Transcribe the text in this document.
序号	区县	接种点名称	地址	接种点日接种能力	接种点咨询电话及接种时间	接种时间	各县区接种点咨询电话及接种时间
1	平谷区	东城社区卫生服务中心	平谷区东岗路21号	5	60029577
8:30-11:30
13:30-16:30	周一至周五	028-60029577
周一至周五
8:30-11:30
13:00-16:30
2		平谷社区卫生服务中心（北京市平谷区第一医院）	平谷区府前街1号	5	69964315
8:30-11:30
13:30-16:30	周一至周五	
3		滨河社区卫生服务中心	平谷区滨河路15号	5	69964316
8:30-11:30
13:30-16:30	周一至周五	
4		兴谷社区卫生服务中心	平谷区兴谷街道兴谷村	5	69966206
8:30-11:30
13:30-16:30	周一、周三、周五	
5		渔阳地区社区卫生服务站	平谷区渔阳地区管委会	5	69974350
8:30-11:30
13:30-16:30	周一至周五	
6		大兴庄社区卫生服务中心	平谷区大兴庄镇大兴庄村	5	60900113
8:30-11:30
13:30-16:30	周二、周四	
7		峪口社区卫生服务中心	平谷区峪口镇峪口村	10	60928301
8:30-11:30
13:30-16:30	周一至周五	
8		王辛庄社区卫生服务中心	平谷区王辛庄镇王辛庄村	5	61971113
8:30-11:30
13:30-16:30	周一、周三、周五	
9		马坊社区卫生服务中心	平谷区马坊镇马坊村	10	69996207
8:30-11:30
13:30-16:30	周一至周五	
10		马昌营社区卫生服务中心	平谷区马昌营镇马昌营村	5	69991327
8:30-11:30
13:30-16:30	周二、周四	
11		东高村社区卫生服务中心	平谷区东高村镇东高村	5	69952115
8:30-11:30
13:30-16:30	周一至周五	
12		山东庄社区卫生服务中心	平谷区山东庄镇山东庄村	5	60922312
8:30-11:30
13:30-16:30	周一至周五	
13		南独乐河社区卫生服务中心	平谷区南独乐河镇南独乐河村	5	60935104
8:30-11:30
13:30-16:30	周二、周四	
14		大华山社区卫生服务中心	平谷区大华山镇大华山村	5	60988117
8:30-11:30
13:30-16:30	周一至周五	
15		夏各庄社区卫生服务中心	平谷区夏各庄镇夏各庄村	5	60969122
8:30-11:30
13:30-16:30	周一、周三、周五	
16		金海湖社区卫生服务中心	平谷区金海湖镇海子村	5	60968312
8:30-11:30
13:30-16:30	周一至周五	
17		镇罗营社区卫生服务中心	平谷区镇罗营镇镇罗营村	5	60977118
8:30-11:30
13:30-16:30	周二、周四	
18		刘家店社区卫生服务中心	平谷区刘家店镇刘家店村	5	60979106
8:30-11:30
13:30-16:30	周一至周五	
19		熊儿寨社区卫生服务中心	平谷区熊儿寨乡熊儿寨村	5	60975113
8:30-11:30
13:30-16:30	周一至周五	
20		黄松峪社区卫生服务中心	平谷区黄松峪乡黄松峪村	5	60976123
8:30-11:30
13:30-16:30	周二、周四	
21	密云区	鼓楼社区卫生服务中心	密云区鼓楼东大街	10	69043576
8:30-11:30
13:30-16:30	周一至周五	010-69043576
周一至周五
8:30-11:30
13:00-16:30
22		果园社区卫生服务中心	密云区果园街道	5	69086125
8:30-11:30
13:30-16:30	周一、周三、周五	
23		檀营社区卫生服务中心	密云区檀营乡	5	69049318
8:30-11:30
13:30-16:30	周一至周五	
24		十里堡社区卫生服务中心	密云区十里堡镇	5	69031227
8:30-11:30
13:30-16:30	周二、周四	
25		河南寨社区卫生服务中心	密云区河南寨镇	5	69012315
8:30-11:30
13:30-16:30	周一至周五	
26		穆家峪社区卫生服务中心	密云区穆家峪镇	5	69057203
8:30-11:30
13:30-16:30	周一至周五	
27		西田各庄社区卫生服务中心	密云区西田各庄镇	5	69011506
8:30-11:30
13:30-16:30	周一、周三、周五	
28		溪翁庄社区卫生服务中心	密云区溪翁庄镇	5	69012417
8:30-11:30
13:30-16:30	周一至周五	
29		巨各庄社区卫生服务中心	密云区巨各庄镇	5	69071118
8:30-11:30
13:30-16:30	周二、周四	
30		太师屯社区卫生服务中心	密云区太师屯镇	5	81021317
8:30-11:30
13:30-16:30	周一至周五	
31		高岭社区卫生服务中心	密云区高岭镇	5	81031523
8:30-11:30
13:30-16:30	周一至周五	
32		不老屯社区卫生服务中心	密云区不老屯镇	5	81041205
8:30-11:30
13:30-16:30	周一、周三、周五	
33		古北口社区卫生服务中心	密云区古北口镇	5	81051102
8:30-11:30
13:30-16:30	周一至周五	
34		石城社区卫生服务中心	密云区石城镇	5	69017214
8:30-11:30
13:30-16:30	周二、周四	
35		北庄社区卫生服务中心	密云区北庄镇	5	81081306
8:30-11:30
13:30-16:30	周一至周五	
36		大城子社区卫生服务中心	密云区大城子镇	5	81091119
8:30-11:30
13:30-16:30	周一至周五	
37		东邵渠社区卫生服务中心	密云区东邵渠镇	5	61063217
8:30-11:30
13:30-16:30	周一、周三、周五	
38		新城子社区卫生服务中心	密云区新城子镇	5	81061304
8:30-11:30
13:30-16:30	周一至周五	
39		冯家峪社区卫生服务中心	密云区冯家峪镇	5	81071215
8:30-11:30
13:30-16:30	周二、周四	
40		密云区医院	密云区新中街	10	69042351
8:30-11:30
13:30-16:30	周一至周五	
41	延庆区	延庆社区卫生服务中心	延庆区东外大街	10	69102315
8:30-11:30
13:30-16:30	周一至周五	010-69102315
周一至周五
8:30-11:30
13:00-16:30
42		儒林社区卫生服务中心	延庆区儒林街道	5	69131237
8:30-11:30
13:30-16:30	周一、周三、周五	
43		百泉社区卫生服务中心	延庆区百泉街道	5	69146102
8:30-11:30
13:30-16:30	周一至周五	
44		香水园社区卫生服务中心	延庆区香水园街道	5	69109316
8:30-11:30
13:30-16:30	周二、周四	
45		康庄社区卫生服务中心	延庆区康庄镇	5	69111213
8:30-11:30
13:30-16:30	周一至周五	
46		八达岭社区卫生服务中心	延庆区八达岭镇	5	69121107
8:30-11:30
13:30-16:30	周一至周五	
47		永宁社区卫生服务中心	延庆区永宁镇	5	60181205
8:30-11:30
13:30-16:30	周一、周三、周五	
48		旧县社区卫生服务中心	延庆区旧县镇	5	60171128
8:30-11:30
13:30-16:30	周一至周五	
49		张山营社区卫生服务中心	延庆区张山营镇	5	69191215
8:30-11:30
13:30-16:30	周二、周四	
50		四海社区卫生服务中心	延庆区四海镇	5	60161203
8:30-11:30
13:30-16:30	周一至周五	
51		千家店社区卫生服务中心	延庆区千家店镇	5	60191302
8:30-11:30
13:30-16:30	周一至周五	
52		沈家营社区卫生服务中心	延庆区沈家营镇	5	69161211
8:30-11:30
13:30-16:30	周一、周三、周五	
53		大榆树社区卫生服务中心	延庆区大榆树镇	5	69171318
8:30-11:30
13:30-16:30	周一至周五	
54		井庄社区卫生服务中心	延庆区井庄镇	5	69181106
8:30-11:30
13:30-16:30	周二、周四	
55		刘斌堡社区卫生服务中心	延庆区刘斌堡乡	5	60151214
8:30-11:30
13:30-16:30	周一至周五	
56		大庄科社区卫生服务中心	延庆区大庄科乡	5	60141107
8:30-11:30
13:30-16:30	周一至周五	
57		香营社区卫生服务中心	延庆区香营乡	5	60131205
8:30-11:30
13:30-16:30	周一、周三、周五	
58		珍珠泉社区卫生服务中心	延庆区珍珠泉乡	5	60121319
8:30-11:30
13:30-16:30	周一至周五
• • • • • • •
* The exercise: Transcribe every entry exactly, omitting nothing.

* Solution to this problem:
Transcribe the text in this document.
序号	区县	接种点名称	地址	接种点日接种能力	接种点咨询电话及接种时间	接种时间	各县区接种点咨询电话及接种时间
1	平谷区	东城社区卫生服务中心	平谷区东岗路21号	5	60029577
8:30-11:30
13:30-16:30	周一至周五	028-60029577
周一至周五
8:30-11:30
13:00-16:30
2		平谷社区卫生服务中心（北京市平谷区第一医院）	平谷区府前街1号	5	69964315
8:30-11:30
13:30-16:30	周一至周五	
3		滨河社区卫生服务中心	平谷区滨河路15号	5	69964316
8:30-11:30
13:30-16:30	周一至周五	
4		兴谷社区卫生服务中心	平谷区兴谷街道兴谷村	5	69966206
8:30-11:30
13:30-16:30	周一、周三、周五	
5		渔阳地区社区卫生服务站	平谷区渔阳地区管委会	5	69974350
8:30-11:30
13:30-16:30	周一至周五	
6		大兴庄社区卫生服务中心	平谷区大兴庄镇大兴庄村	5	60900113
8:30-11:30
13:30-16:30	周二、周四	
7		峪口社区卫生服务中心	平谷区峪口镇峪口村	10	60928301
8:30-11:30
13:30-16:30	周一至周五	
8		王辛庄社区卫生服务中心	平谷区王辛庄镇王辛庄村	5	61971113
8:30-11:30
13:30-16:30	周一、周三、周五	
9		马坊社区卫生服务中心	平谷区马坊镇马坊村	10	69996207
8:30-11:30
13:30-16:30	周一至周五	
10		马昌营社区卫生服务中心	平谷区马昌营镇马昌营村	5	69991327
8:30-11:30
13:30-16:30	周二、周四	
11		东高村社区卫生服务中心	平谷区东高村镇东高村	5	69952115
8:30-11:30
13:30-16:30	周一至周五	
12		山东庄社区卫生服务中心	平谷区山东庄镇山东庄村	5	60922312
8:30-11:30
13:30-16:30	周一至周五	
13		南独乐河社区卫生服务中心	平谷区南独乐河镇南独乐河村	5	60935104
8:30-11:30
13:30-16:30	周二、周四	
14		大华山社区卫生服务中心	平谷区大华山镇大华山村	5	60988117
8:30-11:30
13:30-16:30	周一至周五	
15		夏各庄社区卫生服务中心	平谷区夏各庄镇夏各庄村	5	60969122
8:30-11:30
13:30-16:30	周一、周三、周五	
16		金海湖社区卫生服务中心	平谷区金海湖镇海子村	5	60968312
8:30-11:30
13:30-16:30	周一至周五	
17		镇罗营社区卫生服务中心	平谷区镇罗营镇镇罗营村	5	60977118
8:30-11:30
13:30-16:30	周二、周四	
18		刘家店社区卫生服务中心	平谷区刘家店镇刘家店村	5	60979106
8:30-11:30
13:30-16:30	周一至周五	
19		熊儿寨社区卫生服务中心	平谷区熊儿寨乡熊儿寨村	5	60975113
8:30-11:30
13:30-16:30	周一至周五	
20		黄松峪社区卫生服务中心	平谷区黄松峪乡黄松峪村	5	60976123
8:30-11:30
13:30-16:30	周二、周四	
21	密云区	鼓楼社区卫生服务中心	密云区鼓楼东大街	10	69043576
8:30-11:30
13:30-16:30	周一至周五	010-69043576
周一至周五
8:30-11:30
13:00-16:30
22		果园社区卫生服务中心	密云区果园街道	5	69086125
8:30-11:30
13:30-16:30	周一、周三、周五	
23		檀营社区卫生服务中心	密云区檀营乡	5	69049318
8:30-11:30
13:30-16:30	周一至周五	
24		十里堡社区卫生服务中心	密云区十里堡镇	5	69031227
8:30-11:30
13:30-16:30	周二、周四	
25		河南寨社区卫生服务中心	密云区河南寨镇	5	69012315
8:30-11:30
13:30-16:30	周一至周五	
26		穆家峪社区卫生服务中心	密云区穆家峪镇	5	69057203
8:30-11:30
13:30-16:30	周一至周五	
27		西田各庄社区卫生服务中心	密云区西田各庄镇	5	69011506
8:30-11:30
13:30-16:30	周一、周三、周五	
28		溪翁庄社区卫生服务中心	密云区溪翁庄镇	5	69012417
8:30-11:30
13:30-16:30	周一至周五	
29		巨各庄社区卫生服务中心	密云区巨各庄镇	5	69071118
8:30-11:30
13:30-16:30	周二、周四	
30		太师屯社区卫生服务中心	密云区太师屯镇	5	81021317
8:30-11:30
13:30-16:30	周一至周五	
31		高岭社区卫生服务中心	密云区高岭镇	5	81031523
8:30-11:30
13:30-16:30	周一至周五	
32		不老屯社区卫生服务中心	密云区不老屯镇	5	81041205
8:30-11:30
13:30-16:30	周一、周三、周五	
33		古北口社区卫生服务中心	密云区古北口镇	5	81051102
8:30-11:30
13:30-16:30	周一至周五	
34		石城社区卫生服务中心	密云区石城镇	5	69017214
8:30-11:30
13:30-16:30	周二、周四	
35		北庄社区卫生服务中心	密云区北庄镇	5	81081306
8:30-11:30
13:30-16:30	周一至周五	
36		大城子社区卫生服务中心	密云区大城子镇	5	81091119
8:30-11:30
13:30-16:30	周一至周五	
37		东邵渠社区卫生服务中心	密云区东邵渠镇	5	61063217
8:30-11:30
13:30-16:30	周一、周三、周五	
38		新城子社区卫生服务中心	密云区新城子镇	5	81061304
8:30-11:30
13:30-16:30	周一至周五	
39		冯家峪社区卫生服务中心	密云区冯家峪镇	5	81071215
8:30-11:30
13:30-16:30	周二、周四	
40		密云区医院	密云区新中街	10	69042351
8:30-11:30
13:30-16:30	周一至周五	
41	延庆区	延庆社区卫生服务中心	延庆区东外大街	10	69102315
8:30-11:30
13:30-16:30	周一至周五	010-69102315
周一至周五
8:30-11:30
13:00-16:30
42		儒林社区卫生服务中心	延庆区儒林街道	5	69131237
8:30-11:30
13:30-16:30	周一、周三、周五	
43		百泉社区卫生服务中心	延庆区百泉街道	5	69146102
8:30-11:30
13:30-16:30	周一至周五	
44		香水园社区卫生服务中心	延庆区香水园街道	5	69109316
8:30-11:30
13:30-16:30	周二、周四	
45		康庄社区卫生服务中心	延庆区康庄镇	5	69111213
8:30-11:30
13:30-16:30	周一至周五	
46		八达岭社区卫生服务中心	延庆区八达岭镇	5	69121107
8:30-11:30
13:30-16:30	周一至周五	
47		永宁社区卫生服务中心	延庆区永宁镇	5	60181205
8:30-11:30
13:30-16:30	周一、周三、周五	
48		旧县社区卫生服务中心	延庆区旧县镇	5	60171128
8:30-11:30
13:30-16:30	周一至周五	
49		张山营社区卫生服务中心	延庆区张山营镇	5	69191215
8:30-11:30
13:30-16:30	周二、周四	
50		四海社区卫生服务中心	延庆区四海镇	5	60161203
8:30-11:30
13:30-16:30	周一至周五	
51		千家店社区卫生服务中心	延庆区千家店镇	5	60191302
8:30-11:30
13:30-16:30	周一至周五	
52		沈家营社区卫生服务中心	延庆区沈家营镇	5	69161211
8:30-11:30
13:30-16:30	周一、周三、周五	
53		大榆树社区卫生服务中心	延庆区大榆树镇	5	69171318
8:30-11:30
13:30-16:30	周一至周五	
54		井庄社区卫生服务中心	延庆区井庄镇	5	69181106
8:30-11:30
13:30-16:30	周二、周四	
55		刘斌堡社区卫生服务中心	延庆区刘斌堡乡	5	60151214
8:30-11:30
13:30-16:30	周一至周五	
56		大庄科社区卫生服务中心	延庆区大庄科乡	5	60141107
8:30-11:30
13:30-16:30	周一至周五	
57		香营社区卫生服务中心	延庆区香营乡	5	60131205
8:30-11:30
13:30-16:30	周一、周三、周五	
58		珍珠泉社区卫生服务中心	延庆区珍珠泉乡	5	60121319
8:30-11:30
13:30-16:30	周一至周五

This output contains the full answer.